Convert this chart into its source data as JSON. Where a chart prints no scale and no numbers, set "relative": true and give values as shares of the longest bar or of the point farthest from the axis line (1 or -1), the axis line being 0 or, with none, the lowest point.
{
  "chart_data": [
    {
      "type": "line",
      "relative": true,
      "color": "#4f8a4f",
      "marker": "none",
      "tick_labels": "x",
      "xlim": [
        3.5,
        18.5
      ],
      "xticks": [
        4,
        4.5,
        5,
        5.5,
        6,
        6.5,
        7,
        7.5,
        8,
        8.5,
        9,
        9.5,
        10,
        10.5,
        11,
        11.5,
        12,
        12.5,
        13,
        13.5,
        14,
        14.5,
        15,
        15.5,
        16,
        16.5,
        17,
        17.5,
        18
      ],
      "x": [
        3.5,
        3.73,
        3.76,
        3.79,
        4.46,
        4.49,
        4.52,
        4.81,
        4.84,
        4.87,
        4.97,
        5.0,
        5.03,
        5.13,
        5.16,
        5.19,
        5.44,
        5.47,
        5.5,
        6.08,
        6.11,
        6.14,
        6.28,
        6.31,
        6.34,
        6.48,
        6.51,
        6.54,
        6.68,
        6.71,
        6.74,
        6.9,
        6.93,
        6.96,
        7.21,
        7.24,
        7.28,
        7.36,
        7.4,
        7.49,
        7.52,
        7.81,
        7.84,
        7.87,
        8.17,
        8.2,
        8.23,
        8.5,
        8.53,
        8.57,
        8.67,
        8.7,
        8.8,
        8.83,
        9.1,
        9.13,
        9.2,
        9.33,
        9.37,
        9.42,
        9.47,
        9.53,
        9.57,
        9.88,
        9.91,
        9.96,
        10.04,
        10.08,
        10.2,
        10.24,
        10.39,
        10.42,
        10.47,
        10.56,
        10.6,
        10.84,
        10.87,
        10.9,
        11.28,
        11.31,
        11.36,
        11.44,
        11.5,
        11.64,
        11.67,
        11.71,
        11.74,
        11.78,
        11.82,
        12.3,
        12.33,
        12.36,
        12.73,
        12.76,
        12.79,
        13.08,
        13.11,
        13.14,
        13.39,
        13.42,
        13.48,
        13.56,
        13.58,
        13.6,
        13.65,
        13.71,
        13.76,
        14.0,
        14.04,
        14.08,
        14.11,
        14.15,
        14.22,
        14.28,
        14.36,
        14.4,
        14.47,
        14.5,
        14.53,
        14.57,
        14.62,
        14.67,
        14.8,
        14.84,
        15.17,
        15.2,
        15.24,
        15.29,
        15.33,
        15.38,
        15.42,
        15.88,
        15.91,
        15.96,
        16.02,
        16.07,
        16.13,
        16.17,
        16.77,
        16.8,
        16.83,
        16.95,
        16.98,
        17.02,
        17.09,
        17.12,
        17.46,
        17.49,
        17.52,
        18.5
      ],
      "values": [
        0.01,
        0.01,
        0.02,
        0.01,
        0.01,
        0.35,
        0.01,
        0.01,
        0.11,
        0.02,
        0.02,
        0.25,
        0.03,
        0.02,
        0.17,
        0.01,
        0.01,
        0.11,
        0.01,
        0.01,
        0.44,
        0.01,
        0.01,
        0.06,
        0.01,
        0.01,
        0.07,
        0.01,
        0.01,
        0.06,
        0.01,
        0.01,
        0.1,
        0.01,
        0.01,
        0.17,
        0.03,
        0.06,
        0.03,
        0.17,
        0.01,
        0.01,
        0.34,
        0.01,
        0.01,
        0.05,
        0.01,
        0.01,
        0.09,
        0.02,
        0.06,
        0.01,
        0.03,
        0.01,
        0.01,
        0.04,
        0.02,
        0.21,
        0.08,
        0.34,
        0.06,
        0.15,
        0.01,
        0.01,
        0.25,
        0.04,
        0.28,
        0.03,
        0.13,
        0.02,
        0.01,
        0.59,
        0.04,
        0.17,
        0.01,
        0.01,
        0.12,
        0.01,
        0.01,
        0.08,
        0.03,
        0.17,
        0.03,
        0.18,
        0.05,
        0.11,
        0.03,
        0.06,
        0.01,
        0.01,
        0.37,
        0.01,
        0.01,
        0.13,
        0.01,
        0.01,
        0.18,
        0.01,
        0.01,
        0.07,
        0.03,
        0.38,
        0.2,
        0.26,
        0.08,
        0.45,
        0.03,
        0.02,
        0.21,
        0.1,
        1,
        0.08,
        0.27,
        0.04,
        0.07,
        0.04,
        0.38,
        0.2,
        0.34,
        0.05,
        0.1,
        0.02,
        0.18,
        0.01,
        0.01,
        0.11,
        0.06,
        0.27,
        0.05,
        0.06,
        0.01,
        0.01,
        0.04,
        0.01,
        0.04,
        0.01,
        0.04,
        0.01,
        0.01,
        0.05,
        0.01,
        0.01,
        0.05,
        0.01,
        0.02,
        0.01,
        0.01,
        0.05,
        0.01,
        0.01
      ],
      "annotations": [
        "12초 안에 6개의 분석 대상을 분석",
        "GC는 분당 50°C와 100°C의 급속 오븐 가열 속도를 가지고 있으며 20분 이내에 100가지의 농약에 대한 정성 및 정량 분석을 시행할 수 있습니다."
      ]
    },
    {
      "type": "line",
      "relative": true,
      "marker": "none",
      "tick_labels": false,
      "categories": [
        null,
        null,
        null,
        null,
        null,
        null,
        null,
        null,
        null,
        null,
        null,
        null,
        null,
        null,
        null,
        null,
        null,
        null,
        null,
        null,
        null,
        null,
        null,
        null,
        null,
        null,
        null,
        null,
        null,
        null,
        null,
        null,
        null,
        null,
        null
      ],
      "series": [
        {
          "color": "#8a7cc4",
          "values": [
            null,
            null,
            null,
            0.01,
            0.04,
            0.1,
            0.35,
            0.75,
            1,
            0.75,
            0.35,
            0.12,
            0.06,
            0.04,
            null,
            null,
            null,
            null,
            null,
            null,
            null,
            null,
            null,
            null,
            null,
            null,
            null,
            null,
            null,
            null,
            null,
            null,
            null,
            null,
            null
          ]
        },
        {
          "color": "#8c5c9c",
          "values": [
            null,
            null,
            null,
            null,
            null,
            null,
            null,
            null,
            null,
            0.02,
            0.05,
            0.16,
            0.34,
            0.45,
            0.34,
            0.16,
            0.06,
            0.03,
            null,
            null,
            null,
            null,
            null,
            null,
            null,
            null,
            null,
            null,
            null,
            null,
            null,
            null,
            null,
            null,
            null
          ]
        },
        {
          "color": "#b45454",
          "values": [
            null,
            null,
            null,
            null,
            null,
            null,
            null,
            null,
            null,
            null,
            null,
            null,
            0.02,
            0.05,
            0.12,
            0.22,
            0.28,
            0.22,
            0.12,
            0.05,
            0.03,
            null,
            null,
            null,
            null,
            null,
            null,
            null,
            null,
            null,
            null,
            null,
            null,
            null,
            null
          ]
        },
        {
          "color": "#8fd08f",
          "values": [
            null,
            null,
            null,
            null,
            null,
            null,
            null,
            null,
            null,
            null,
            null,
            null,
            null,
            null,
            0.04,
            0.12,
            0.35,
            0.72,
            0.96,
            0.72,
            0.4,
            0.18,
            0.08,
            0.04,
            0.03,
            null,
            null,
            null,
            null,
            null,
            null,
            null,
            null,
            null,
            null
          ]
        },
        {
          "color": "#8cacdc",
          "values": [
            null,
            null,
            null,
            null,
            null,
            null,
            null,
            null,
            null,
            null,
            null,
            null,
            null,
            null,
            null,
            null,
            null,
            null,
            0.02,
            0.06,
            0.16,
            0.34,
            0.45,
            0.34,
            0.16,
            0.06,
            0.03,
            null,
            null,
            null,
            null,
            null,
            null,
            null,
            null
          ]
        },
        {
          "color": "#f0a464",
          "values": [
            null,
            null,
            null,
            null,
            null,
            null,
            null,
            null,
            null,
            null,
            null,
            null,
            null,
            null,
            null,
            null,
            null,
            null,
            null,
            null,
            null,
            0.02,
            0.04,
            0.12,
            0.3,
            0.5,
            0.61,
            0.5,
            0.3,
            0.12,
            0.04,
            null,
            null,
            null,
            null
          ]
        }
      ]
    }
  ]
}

## [DO THIS]
In the material above, tally every line with the string "color" in it, then give that number alone.

## [THE REPLY]
7